Records for this exercise
[start]
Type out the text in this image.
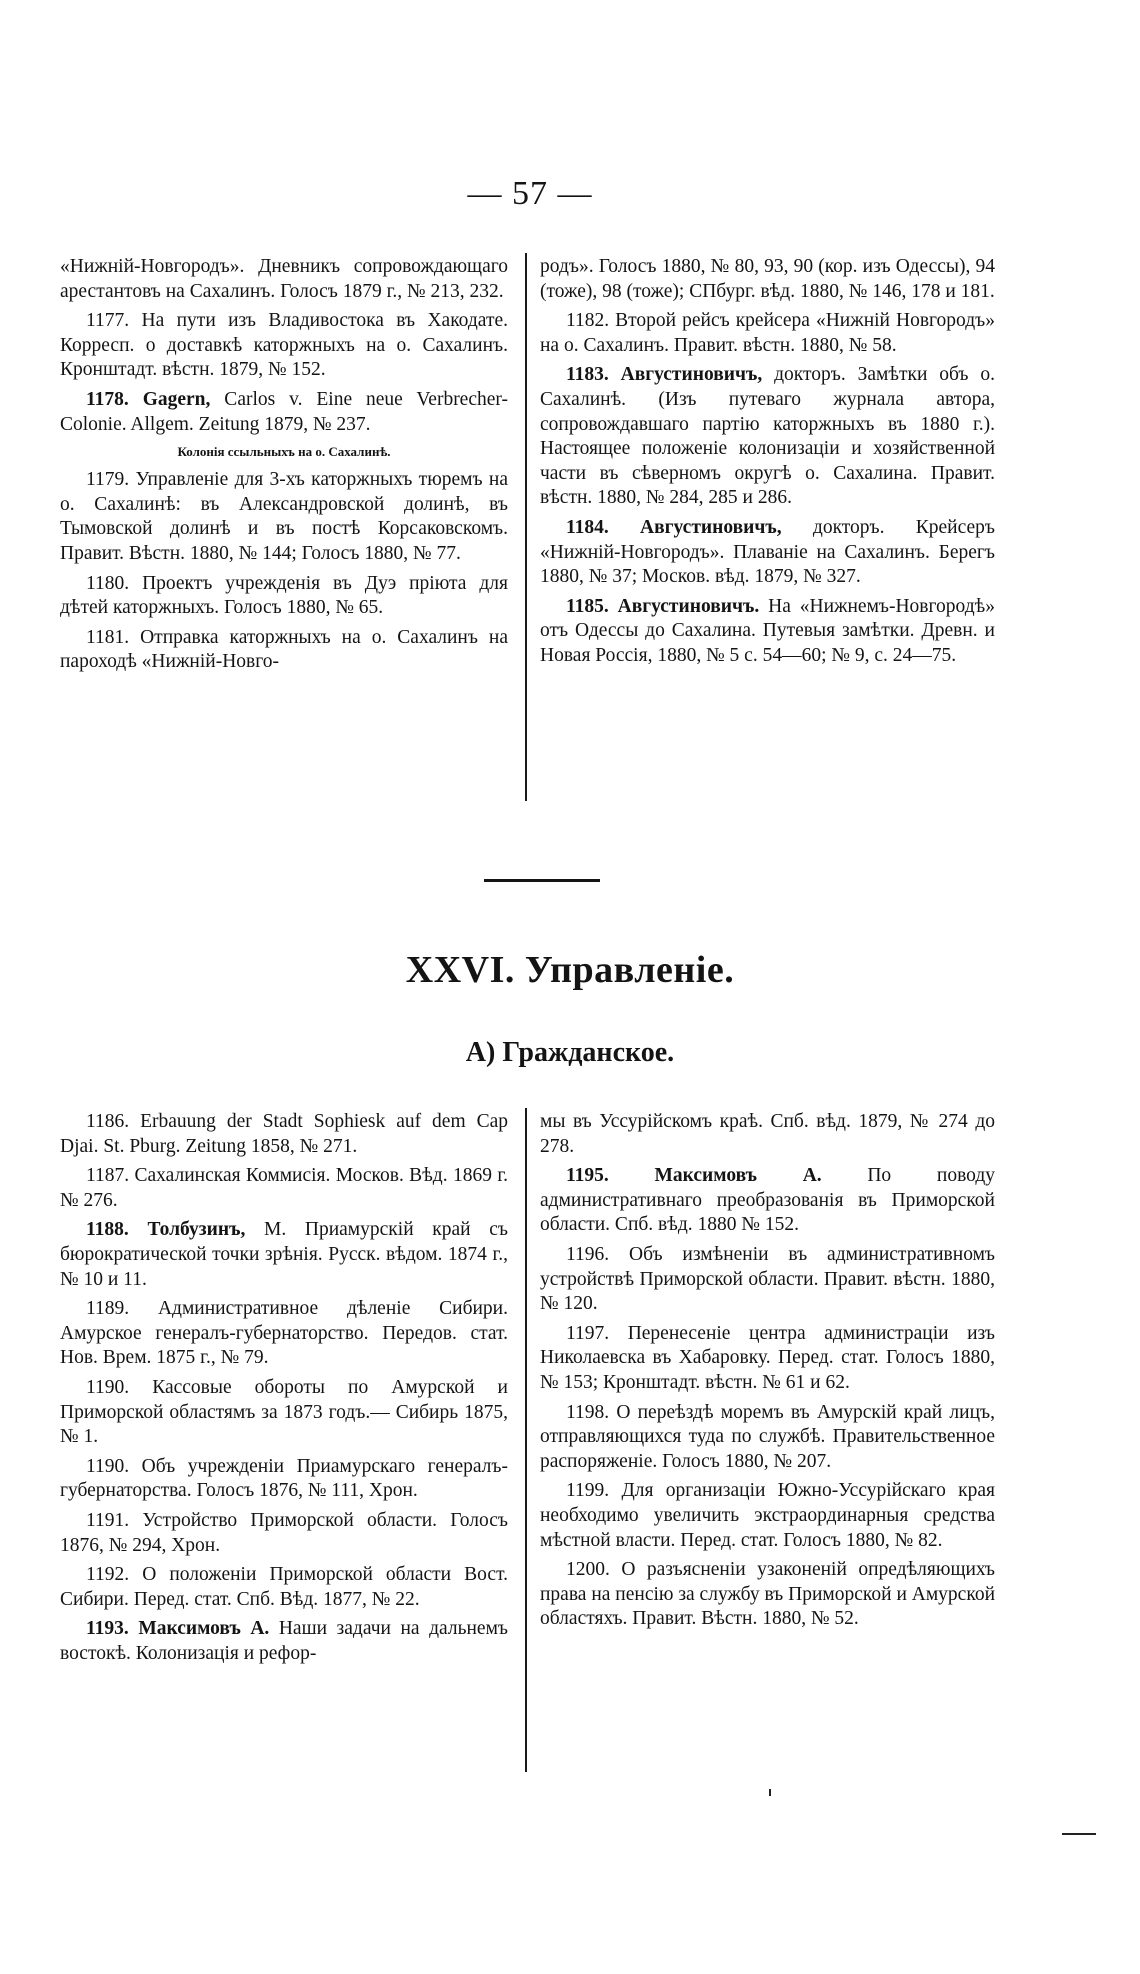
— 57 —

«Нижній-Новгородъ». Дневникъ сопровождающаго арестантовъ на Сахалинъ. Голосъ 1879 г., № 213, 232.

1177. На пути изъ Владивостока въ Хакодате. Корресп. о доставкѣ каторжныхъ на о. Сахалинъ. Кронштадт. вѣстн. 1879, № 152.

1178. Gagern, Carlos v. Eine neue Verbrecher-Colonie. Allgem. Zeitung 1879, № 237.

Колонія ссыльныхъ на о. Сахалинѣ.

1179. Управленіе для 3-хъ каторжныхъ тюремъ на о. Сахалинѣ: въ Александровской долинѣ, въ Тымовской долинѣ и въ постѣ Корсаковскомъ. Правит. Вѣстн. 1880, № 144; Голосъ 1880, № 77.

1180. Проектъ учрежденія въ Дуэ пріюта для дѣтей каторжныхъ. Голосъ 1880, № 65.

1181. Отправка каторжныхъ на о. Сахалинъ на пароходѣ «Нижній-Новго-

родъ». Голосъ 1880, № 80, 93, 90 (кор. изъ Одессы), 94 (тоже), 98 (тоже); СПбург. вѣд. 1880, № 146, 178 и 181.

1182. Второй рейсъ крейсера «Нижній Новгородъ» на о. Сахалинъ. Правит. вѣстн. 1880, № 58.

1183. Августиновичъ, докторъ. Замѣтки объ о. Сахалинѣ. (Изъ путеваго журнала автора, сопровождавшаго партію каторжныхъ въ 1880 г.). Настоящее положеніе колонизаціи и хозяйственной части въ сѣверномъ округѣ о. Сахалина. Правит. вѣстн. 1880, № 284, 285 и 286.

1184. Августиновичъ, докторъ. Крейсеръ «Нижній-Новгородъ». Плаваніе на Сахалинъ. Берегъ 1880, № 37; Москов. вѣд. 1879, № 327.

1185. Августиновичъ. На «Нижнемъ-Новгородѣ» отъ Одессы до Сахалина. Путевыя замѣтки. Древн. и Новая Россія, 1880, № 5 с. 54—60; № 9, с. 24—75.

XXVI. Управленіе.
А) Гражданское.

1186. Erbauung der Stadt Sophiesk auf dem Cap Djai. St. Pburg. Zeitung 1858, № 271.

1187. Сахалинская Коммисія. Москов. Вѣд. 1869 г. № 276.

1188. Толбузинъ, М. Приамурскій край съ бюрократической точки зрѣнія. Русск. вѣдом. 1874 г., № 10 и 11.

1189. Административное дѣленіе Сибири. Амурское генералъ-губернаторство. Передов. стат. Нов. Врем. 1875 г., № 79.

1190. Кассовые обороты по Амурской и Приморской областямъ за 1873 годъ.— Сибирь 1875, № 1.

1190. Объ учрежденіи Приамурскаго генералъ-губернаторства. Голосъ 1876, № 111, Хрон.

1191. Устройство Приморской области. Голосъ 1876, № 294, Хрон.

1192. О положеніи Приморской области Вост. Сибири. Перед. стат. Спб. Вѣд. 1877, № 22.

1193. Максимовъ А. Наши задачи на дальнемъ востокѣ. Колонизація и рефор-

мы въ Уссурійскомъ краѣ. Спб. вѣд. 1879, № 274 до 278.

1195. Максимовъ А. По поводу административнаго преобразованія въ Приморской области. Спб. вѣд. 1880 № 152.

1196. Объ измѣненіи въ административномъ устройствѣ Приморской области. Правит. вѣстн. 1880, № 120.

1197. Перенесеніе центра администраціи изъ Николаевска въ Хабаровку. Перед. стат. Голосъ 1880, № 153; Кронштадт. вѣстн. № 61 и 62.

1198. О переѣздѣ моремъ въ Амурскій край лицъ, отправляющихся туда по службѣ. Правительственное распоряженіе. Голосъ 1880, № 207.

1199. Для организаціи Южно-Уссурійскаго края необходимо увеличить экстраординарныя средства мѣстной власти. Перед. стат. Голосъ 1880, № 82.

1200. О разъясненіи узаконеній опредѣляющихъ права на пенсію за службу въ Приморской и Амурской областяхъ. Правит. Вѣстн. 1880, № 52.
[end]
Work to do
From the listing above, copy out each line where the word "Хрон" appears.

Worked solution
1190. Объ учрежденіи Приамурскаго генералъ-губернаторства. Голосъ 1876, № 111, Хрон.
1191. Устройство Приморской области. Голосъ 1876, № 294, Хрон.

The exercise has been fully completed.